▸ **The request**: Return each line that holds the word "виробництво".

(Chart and figure data)
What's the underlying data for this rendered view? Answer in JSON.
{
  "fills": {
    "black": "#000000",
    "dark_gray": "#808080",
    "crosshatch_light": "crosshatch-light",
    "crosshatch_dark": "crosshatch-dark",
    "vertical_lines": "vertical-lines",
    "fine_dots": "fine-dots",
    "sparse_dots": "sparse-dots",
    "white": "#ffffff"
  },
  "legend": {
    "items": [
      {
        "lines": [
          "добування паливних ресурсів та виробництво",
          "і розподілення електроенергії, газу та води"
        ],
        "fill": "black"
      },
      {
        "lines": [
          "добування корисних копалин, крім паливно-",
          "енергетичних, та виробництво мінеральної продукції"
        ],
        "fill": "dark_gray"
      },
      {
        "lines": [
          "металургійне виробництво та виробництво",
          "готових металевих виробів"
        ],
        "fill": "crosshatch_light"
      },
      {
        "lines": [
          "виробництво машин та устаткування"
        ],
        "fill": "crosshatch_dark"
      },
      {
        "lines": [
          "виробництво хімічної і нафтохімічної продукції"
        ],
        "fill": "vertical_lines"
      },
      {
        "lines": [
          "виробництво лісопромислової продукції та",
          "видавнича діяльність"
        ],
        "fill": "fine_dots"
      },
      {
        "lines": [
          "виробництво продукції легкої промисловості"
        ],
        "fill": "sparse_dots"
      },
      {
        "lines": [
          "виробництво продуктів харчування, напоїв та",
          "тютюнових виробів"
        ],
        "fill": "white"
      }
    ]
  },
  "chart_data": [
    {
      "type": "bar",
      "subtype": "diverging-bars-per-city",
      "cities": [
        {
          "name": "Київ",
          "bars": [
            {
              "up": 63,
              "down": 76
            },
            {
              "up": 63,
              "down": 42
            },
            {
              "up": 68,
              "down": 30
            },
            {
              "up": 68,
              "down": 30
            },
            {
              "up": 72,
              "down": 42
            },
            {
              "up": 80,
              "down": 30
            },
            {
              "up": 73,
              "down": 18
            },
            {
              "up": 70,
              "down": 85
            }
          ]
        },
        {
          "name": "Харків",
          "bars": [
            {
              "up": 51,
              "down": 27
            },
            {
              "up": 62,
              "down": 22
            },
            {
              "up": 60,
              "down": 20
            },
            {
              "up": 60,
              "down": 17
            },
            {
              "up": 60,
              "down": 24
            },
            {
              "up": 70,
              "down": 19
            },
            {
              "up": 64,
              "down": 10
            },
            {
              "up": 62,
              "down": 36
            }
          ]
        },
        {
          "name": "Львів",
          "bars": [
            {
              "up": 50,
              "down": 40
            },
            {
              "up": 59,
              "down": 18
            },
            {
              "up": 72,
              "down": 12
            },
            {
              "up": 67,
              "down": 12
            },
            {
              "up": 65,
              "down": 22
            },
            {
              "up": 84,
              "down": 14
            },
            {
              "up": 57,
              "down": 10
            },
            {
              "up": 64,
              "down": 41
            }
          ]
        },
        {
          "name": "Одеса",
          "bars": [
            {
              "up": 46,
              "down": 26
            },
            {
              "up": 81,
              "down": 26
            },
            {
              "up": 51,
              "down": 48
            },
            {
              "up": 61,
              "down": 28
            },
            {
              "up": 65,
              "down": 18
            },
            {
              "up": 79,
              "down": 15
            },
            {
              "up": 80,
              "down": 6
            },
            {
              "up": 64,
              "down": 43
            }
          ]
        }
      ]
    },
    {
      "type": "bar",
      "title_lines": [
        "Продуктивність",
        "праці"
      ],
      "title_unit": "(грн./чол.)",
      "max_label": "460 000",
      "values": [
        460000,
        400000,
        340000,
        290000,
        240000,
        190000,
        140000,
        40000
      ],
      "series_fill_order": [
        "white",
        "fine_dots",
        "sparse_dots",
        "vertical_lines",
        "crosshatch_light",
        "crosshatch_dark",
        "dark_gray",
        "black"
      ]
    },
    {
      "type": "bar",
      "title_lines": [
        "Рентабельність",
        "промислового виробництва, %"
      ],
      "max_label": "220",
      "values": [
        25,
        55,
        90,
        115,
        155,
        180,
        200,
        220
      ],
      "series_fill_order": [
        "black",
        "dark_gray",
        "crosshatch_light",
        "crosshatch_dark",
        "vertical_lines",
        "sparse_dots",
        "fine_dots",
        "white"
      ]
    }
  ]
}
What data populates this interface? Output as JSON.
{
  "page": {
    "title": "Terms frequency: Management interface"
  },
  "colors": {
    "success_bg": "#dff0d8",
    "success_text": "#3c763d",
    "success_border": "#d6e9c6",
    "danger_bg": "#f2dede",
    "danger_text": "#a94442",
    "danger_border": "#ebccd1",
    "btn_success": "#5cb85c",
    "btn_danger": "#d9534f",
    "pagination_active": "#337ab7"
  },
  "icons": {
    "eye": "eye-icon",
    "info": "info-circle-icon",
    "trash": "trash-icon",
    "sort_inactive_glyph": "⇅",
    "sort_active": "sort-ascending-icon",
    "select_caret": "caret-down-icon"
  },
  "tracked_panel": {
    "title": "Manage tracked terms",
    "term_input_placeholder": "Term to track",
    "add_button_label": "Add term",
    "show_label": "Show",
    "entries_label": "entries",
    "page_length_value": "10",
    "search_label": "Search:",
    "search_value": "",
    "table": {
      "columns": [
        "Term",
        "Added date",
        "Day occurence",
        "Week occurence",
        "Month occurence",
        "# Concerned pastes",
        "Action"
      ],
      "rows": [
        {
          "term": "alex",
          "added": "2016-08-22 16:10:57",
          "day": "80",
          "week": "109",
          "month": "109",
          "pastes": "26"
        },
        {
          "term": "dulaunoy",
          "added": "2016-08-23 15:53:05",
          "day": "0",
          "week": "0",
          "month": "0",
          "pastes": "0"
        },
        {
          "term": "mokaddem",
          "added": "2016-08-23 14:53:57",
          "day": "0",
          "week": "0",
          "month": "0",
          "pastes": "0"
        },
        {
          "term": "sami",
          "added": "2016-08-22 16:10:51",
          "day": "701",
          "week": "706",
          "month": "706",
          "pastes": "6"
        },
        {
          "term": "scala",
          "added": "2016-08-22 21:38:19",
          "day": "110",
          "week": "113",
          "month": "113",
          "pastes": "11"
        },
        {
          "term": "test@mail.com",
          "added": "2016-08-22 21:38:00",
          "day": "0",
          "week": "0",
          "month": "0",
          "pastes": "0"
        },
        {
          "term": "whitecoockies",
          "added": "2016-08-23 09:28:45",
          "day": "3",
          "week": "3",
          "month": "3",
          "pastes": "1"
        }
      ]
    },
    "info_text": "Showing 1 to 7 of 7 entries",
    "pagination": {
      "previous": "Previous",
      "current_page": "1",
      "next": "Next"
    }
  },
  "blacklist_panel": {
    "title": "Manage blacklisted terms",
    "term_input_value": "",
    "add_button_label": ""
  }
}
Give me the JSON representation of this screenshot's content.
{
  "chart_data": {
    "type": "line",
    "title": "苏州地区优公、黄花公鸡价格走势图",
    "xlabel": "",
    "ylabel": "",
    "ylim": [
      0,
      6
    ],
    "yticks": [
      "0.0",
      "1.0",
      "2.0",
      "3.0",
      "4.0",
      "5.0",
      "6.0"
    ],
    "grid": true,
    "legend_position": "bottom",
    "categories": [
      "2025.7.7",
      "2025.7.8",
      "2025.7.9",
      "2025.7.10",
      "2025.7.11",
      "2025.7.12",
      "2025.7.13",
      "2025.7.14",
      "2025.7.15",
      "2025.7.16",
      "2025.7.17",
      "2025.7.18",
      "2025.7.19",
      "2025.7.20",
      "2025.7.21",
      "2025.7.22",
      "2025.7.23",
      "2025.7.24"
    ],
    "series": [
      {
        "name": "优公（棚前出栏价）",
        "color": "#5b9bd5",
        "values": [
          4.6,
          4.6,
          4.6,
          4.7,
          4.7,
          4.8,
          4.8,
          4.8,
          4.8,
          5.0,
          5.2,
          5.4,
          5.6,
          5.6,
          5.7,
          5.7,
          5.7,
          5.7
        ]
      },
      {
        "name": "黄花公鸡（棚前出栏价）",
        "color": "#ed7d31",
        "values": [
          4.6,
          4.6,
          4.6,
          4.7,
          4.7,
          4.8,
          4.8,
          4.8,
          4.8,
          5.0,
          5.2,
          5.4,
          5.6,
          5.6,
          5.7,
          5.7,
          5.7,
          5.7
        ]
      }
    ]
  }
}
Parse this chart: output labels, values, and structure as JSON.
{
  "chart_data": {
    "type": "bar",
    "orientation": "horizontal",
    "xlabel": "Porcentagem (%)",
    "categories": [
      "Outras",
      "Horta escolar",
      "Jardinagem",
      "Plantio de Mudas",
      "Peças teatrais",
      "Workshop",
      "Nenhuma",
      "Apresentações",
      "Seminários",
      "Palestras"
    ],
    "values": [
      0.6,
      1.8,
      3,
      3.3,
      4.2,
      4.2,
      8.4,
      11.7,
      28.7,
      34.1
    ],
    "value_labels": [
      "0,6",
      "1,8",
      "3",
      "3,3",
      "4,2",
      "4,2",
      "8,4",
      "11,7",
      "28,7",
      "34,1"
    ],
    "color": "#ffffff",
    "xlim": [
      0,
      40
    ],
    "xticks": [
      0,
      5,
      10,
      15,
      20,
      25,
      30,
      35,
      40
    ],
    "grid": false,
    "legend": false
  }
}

▸ **Answer below**:
          "добування паливних ресурсів та виробництво",
          "енергетичних, та виробництво мінеральної продукції"
          "металургійне виробництво та виробництво",
          "виробництво машин та устаткування"
          "виробництво хімічної і нафтохімічної продукції"
          "виробництво лісопромислової продукції та",
          "виробництво продукції легкої промисловості"
          "виробництво продуктів харчування, напоїв та",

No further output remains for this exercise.